(Stored data)
━━━━━━━━━━━━━━━━━━━━

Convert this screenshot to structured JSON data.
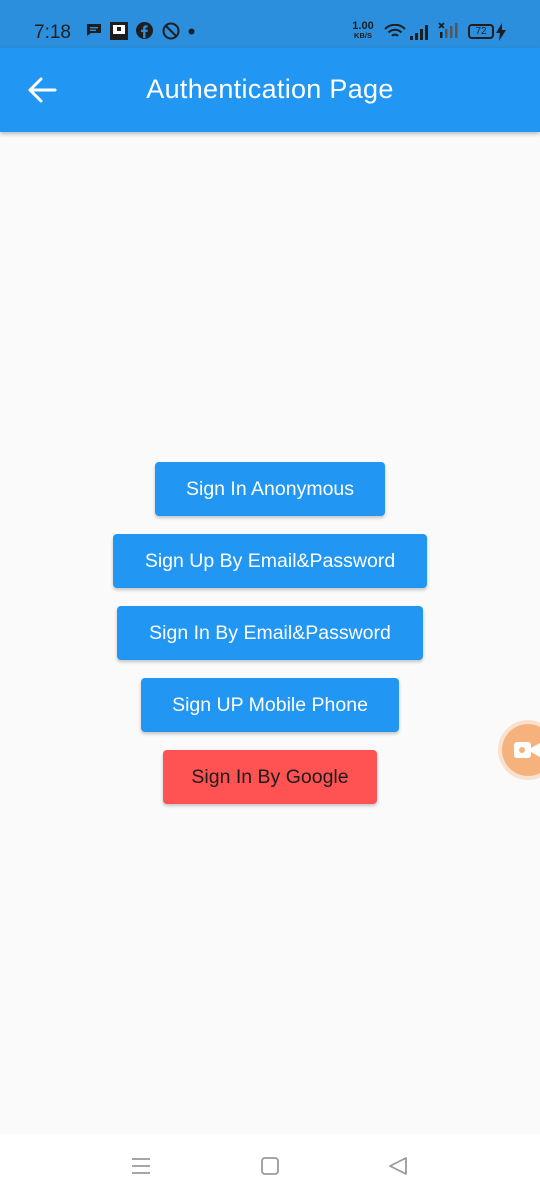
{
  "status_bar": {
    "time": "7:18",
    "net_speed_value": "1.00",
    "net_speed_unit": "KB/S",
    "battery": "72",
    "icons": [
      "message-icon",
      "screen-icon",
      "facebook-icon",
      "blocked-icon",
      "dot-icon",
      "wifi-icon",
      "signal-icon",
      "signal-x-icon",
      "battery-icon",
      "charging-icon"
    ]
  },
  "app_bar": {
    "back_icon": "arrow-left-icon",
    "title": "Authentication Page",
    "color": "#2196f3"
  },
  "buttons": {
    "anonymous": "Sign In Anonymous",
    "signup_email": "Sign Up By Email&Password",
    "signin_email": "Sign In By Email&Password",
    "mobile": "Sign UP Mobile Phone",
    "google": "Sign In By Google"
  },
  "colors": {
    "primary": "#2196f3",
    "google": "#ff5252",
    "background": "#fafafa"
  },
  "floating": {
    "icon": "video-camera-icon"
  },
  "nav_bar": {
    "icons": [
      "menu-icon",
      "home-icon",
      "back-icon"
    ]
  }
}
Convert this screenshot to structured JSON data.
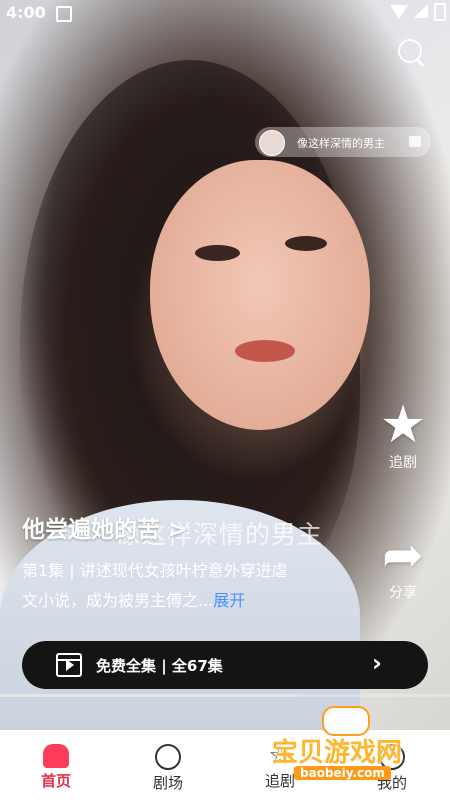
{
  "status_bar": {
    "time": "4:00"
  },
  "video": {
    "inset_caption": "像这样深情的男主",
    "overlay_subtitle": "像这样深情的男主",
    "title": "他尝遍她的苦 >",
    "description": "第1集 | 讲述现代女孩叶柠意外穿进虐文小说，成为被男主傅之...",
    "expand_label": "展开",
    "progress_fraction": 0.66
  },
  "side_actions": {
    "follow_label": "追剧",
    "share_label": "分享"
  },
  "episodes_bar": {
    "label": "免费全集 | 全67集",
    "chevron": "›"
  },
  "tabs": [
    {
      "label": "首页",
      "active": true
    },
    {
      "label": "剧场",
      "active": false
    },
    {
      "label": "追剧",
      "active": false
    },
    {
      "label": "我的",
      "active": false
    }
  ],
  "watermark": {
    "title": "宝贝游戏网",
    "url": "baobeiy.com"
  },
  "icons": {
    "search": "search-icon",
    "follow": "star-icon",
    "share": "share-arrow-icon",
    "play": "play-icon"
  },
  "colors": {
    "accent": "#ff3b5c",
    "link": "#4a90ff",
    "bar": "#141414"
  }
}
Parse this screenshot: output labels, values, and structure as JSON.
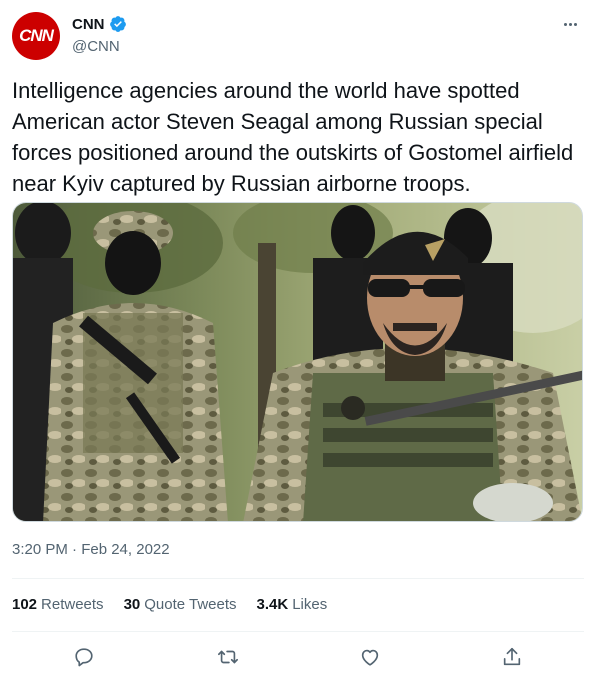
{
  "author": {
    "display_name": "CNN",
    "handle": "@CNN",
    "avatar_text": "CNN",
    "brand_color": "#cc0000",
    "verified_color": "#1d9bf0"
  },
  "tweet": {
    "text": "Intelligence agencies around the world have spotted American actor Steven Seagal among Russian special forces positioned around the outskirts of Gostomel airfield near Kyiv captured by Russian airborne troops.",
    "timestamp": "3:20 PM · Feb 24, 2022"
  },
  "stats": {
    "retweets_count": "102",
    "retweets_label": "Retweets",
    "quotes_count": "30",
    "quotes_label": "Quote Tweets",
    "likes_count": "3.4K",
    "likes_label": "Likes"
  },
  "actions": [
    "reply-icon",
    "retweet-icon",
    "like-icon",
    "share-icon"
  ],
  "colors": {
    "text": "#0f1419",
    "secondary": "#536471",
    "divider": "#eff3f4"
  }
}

━━━━━━━━━━━━━━━━━━━━

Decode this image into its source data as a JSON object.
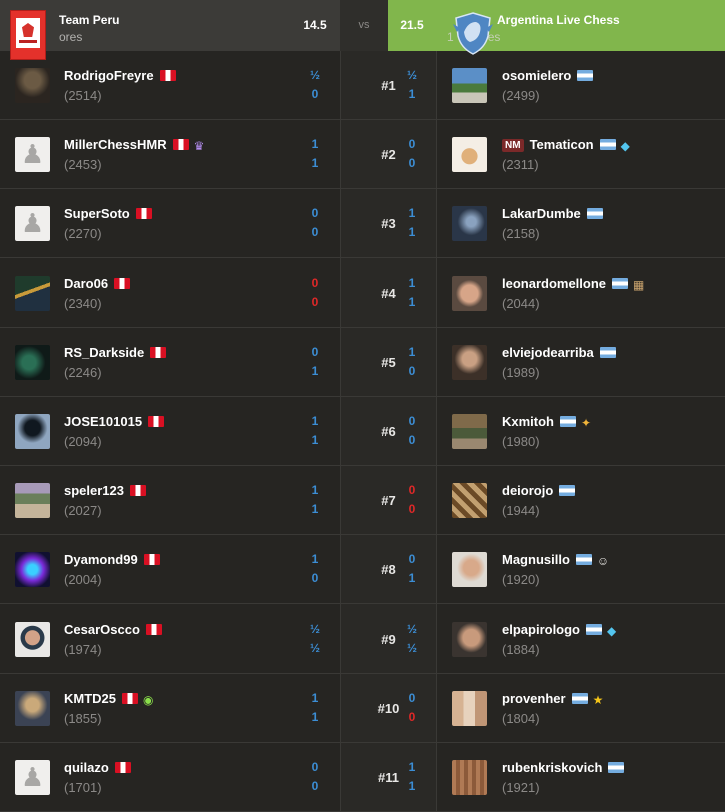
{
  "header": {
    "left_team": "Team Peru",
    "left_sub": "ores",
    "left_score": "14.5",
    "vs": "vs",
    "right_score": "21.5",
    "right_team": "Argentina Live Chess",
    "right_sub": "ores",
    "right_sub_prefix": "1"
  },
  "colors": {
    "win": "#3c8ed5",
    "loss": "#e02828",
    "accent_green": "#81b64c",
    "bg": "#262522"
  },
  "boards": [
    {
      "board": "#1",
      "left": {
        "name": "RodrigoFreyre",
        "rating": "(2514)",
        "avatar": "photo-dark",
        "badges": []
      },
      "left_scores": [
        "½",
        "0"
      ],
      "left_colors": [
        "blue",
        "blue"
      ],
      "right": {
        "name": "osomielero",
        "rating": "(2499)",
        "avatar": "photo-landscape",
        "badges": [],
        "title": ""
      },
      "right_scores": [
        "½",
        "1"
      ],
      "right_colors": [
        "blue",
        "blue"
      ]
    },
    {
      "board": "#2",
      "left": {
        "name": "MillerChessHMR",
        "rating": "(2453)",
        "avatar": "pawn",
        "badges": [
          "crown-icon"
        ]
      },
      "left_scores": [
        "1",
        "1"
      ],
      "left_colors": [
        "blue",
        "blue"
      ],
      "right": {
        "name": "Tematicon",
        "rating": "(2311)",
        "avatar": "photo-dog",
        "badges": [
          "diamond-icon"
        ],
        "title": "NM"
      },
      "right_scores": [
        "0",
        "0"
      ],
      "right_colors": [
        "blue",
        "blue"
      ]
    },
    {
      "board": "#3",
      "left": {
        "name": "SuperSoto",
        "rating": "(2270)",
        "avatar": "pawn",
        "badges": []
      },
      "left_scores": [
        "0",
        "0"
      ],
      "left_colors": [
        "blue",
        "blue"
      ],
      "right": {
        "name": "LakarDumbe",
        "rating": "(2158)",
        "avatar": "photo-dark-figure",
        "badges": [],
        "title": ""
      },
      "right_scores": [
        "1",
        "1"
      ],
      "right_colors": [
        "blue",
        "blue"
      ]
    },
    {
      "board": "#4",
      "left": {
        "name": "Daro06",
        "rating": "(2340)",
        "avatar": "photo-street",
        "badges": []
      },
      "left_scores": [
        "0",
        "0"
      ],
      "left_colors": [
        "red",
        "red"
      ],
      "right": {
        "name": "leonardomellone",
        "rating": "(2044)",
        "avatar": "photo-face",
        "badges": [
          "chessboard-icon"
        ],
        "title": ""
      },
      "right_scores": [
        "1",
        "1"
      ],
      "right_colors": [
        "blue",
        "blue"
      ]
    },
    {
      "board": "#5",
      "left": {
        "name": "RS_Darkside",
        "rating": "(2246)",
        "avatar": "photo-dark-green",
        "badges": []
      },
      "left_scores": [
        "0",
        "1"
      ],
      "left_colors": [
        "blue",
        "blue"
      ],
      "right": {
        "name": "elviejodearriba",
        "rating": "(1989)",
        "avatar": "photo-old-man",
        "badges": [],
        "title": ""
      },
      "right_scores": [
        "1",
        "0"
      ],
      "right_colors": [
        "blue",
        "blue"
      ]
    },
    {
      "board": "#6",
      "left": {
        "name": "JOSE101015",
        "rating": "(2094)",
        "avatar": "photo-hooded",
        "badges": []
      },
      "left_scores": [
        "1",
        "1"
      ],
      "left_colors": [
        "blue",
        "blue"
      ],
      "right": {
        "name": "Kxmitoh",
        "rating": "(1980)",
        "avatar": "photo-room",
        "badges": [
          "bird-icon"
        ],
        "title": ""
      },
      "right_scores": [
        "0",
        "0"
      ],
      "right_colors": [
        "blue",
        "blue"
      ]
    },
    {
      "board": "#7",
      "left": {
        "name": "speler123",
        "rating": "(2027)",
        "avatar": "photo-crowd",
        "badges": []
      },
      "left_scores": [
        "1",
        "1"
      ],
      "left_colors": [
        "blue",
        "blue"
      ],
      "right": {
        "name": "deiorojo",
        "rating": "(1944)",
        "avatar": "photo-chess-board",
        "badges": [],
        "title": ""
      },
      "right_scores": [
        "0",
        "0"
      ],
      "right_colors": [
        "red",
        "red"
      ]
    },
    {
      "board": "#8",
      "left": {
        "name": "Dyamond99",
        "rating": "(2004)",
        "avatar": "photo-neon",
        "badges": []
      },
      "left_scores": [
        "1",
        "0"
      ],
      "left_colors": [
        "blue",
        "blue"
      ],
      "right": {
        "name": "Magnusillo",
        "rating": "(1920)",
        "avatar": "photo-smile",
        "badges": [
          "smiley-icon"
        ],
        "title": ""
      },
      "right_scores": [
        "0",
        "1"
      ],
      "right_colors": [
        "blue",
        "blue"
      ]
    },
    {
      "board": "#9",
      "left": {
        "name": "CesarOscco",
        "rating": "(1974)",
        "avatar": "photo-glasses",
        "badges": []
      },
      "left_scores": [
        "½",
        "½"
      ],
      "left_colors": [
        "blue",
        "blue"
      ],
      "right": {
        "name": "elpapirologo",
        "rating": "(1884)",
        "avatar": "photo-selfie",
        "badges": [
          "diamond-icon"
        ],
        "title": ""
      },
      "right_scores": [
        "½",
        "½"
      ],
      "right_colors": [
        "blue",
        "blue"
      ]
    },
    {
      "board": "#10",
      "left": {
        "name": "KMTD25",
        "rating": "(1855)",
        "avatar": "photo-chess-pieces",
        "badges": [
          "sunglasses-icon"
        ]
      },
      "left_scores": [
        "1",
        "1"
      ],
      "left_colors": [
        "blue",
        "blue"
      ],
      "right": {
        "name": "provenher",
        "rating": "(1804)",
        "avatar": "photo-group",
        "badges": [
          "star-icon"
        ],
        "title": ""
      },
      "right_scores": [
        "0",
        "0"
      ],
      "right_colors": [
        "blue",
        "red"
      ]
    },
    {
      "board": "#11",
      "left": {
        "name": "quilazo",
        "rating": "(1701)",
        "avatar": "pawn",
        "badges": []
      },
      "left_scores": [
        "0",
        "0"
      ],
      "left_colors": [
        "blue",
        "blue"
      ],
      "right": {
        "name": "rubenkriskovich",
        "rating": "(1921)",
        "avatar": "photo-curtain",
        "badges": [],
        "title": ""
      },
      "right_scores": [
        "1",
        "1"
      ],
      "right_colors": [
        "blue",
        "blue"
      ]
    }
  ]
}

━━━━━━━━━━━━━━━━━━━━

Pick out every line above that contains the word "arrow" and copy it.

    "back_icon": "arrow-left-icon",
    "share": "share-arrow-icon",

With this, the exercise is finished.